- [The task] Transcribe all of the material below word for word and leave out its pictures.

- [Material]
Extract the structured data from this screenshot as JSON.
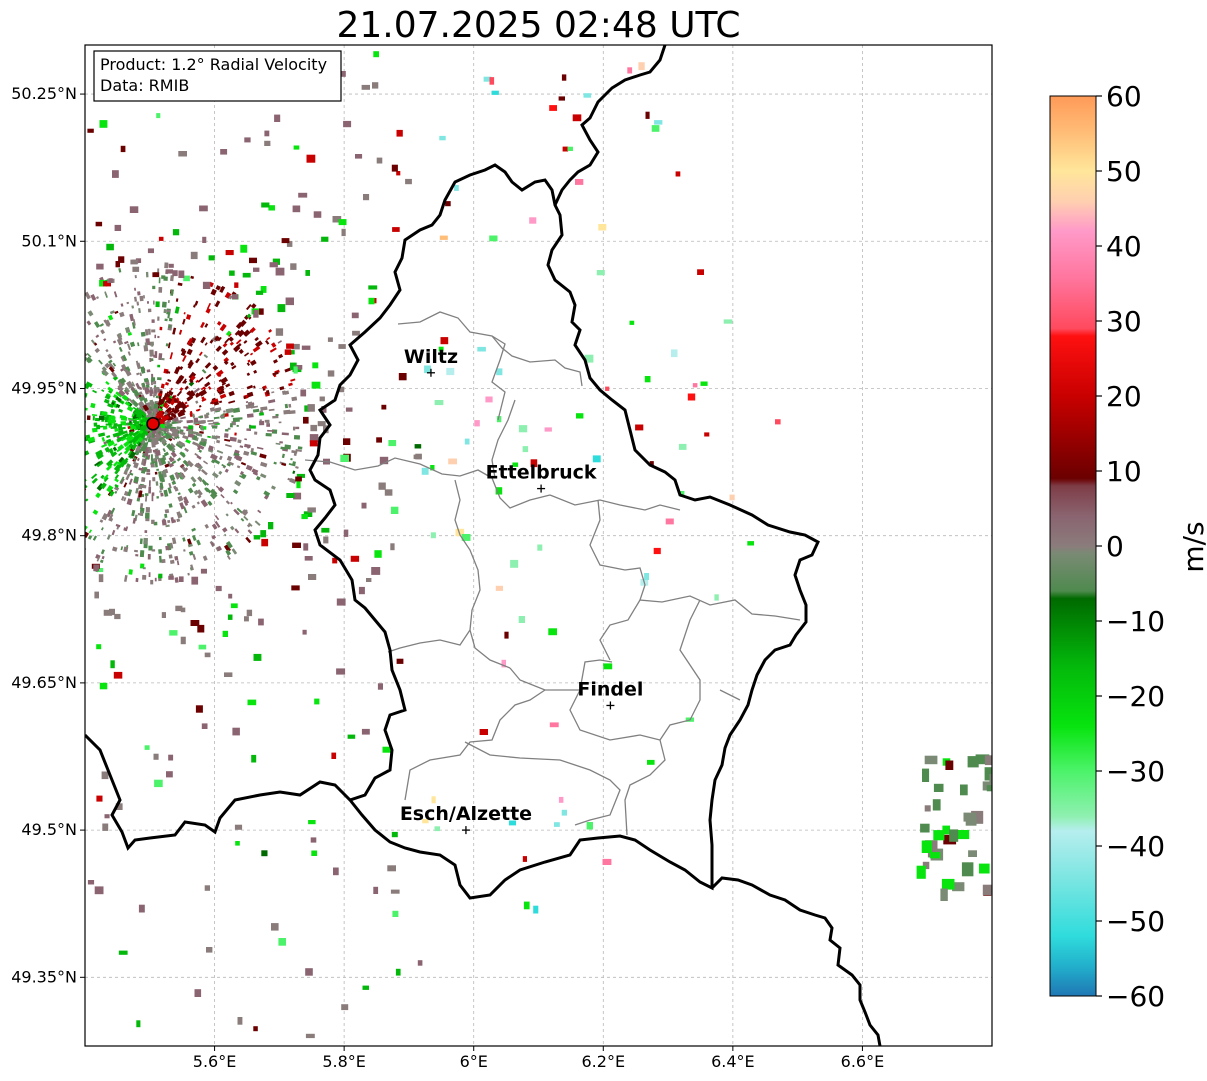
{
  "title": "21.07.2025 02:48 UTC",
  "info_box": {
    "product": "Product: 1.2° Radial Velocity",
    "source": "Data: RMIB"
  },
  "map": {
    "lon_range": [
      5.4,
      6.8
    ],
    "lat_range": [
      49.28,
      50.3
    ],
    "lat_ticks": [
      {
        "value": 50.25,
        "label": "50.25°N"
      },
      {
        "value": 50.1,
        "label": "50.1°N"
      },
      {
        "value": 49.95,
        "label": "49.95°N"
      },
      {
        "value": 49.8,
        "label": "49.8°N"
      },
      {
        "value": 49.65,
        "label": "49.65°N"
      },
      {
        "value": 49.5,
        "label": "49.5°N"
      },
      {
        "value": 49.35,
        "label": "49.35°N"
      }
    ],
    "lon_ticks": [
      {
        "value": 5.6,
        "label": "5.6°E"
      },
      {
        "value": 5.8,
        "label": "5.8°E"
      },
      {
        "value": 6.0,
        "label": "6°E"
      },
      {
        "value": 6.2,
        "label": "6.2°E"
      },
      {
        "value": 6.4,
        "label": "6.4°E"
      },
      {
        "value": 6.6,
        "label": "6.6°E"
      }
    ],
    "cities": [
      {
        "name": "Wiltz",
        "lon": 5.934,
        "lat": 49.966
      },
      {
        "name": "Ettelbruck",
        "lon": 6.104,
        "lat": 49.848
      },
      {
        "name": "Findel",
        "lon": 6.211,
        "lat": 49.627
      },
      {
        "name": "Esch/Alzette",
        "lon": 5.988,
        "lat": 49.5
      }
    ],
    "radar_site": {
      "lon": 5.505,
      "lat": 49.914
    }
  },
  "colorbar": {
    "label": "m/s",
    "vmin": -60,
    "vmax": 60,
    "ticks": [
      {
        "value": 60,
        "label": "60"
      },
      {
        "value": 50,
        "label": "50"
      },
      {
        "value": 40,
        "label": "40"
      },
      {
        "value": 30,
        "label": "30"
      },
      {
        "value": 20,
        "label": "20"
      },
      {
        "value": 10,
        "label": "10"
      },
      {
        "value": 0,
        "label": "0"
      },
      {
        "value": -10,
        "label": "−10"
      },
      {
        "value": -20,
        "label": "−20"
      },
      {
        "value": -30,
        "label": "−30"
      },
      {
        "value": -40,
        "label": "−40"
      },
      {
        "value": -50,
        "label": "−50"
      },
      {
        "value": -60,
        "label": "−60"
      }
    ],
    "color_stops": [
      {
        "v": -60,
        "c": "#1f77b4"
      },
      {
        "v": -56,
        "c": "#22b0cc"
      },
      {
        "v": -52,
        "c": "#2fdcdc"
      },
      {
        "v": -44,
        "c": "#7fe6e2"
      },
      {
        "v": -38,
        "c": "#b6eeee"
      },
      {
        "v": -36,
        "c": "#8ef0b0"
      },
      {
        "v": -30,
        "c": "#4cf36a"
      },
      {
        "v": -24,
        "c": "#07e40e"
      },
      {
        "v": -16,
        "c": "#03b80b"
      },
      {
        "v": -7,
        "c": "#006a00"
      },
      {
        "v": -6,
        "c": "#4f8a4f"
      },
      {
        "v": -1,
        "c": "#7a8a74"
      },
      {
        "v": 0,
        "c": "#8b7c7c"
      },
      {
        "v": 4,
        "c": "#8a6470"
      },
      {
        "v": 8,
        "c": "#7e3d47"
      },
      {
        "v": 9,
        "c": "#6b0000"
      },
      {
        "v": 20,
        "c": "#c90000"
      },
      {
        "v": 28,
        "c": "#ff1010"
      },
      {
        "v": 29,
        "c": "#ff4a5e"
      },
      {
        "v": 36,
        "c": "#ff77a0"
      },
      {
        "v": 42,
        "c": "#ff9ac8"
      },
      {
        "v": 46,
        "c": "#ffd0b0"
      },
      {
        "v": 50,
        "c": "#ffe69a"
      },
      {
        "v": 55,
        "c": "#ffbe78"
      },
      {
        "v": 60,
        "c": "#ff9a58"
      }
    ]
  }
}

- [Correct result]
Extract the structured data from this screenshot as JSON.
{
  "title": "21.07.2025 02:48 UTC",
  "info_box": {
    "product": "Product: 1.2° Radial Velocity",
    "source": "Data: RMIB"
  },
  "map": {
    "lon_range": [
      5.4,
      6.8
    ],
    "lat_range": [
      49.28,
      50.3
    ],
    "lat_ticks": [
      {
        "value": 50.25,
        "label": "50.25°N"
      },
      {
        "value": 50.1,
        "label": "50.1°N"
      },
      {
        "value": 49.95,
        "label": "49.95°N"
      },
      {
        "value": 49.8,
        "label": "49.8°N"
      },
      {
        "value": 49.65,
        "label": "49.65°N"
      },
      {
        "value": 49.5,
        "label": "49.5°N"
      },
      {
        "value": 49.35,
        "label": "49.35°N"
      }
    ],
    "lon_ticks": [
      {
        "value": 5.6,
        "label": "5.6°E"
      },
      {
        "value": 5.8,
        "label": "5.8°E"
      },
      {
        "value": 6.0,
        "label": "6°E"
      },
      {
        "value": 6.2,
        "label": "6.2°E"
      },
      {
        "value": 6.4,
        "label": "6.4°E"
      },
      {
        "value": 6.6,
        "label": "6.6°E"
      }
    ],
    "cities": [
      {
        "name": "Wiltz",
        "lon": 5.934,
        "lat": 49.966
      },
      {
        "name": "Ettelbruck",
        "lon": 6.104,
        "lat": 49.848
      },
      {
        "name": "Findel",
        "lon": 6.211,
        "lat": 49.627
      },
      {
        "name": "Esch/Alzette",
        "lon": 5.988,
        "lat": 49.5
      }
    ],
    "radar_site": {
      "lon": 5.505,
      "lat": 49.914
    }
  },
  "colorbar": {
    "label": "m/s",
    "vmin": -60,
    "vmax": 60,
    "ticks": [
      {
        "value": 60,
        "label": "60"
      },
      {
        "value": 50,
        "label": "50"
      },
      {
        "value": 40,
        "label": "40"
      },
      {
        "value": 30,
        "label": "30"
      },
      {
        "value": 20,
        "label": "20"
      },
      {
        "value": 10,
        "label": "10"
      },
      {
        "value": 0,
        "label": "0"
      },
      {
        "value": -10,
        "label": "−10"
      },
      {
        "value": -20,
        "label": "−20"
      },
      {
        "value": -30,
        "label": "−30"
      },
      {
        "value": -40,
        "label": "−40"
      },
      {
        "value": -50,
        "label": "−50"
      },
      {
        "value": -60,
        "label": "−60"
      }
    ],
    "color_stops": [
      {
        "v": -60,
        "c": "#1f77b4"
      },
      {
        "v": -56,
        "c": "#22b0cc"
      },
      {
        "v": -52,
        "c": "#2fdcdc"
      },
      {
        "v": -44,
        "c": "#7fe6e2"
      },
      {
        "v": -38,
        "c": "#b6eeee"
      },
      {
        "v": -36,
        "c": "#8ef0b0"
      },
      {
        "v": -30,
        "c": "#4cf36a"
      },
      {
        "v": -24,
        "c": "#07e40e"
      },
      {
        "v": -16,
        "c": "#03b80b"
      },
      {
        "v": -7,
        "c": "#006a00"
      },
      {
        "v": -6,
        "c": "#4f8a4f"
      },
      {
        "v": -1,
        "c": "#7a8a74"
      },
      {
        "v": 0,
        "c": "#8b7c7c"
      },
      {
        "v": 4,
        "c": "#8a6470"
      },
      {
        "v": 8,
        "c": "#7e3d47"
      },
      {
        "v": 9,
        "c": "#6b0000"
      },
      {
        "v": 20,
        "c": "#c90000"
      },
      {
        "v": 28,
        "c": "#ff1010"
      },
      {
        "v": 29,
        "c": "#ff4a5e"
      },
      {
        "v": 36,
        "c": "#ff77a0"
      },
      {
        "v": 42,
        "c": "#ff9ac8"
      },
      {
        "v": 46,
        "c": "#ffd0b0"
      },
      {
        "v": 50,
        "c": "#ffe69a"
      },
      {
        "v": 55,
        "c": "#ffbe78"
      },
      {
        "v": 60,
        "c": "#ff9a58"
      }
    ]
  }
}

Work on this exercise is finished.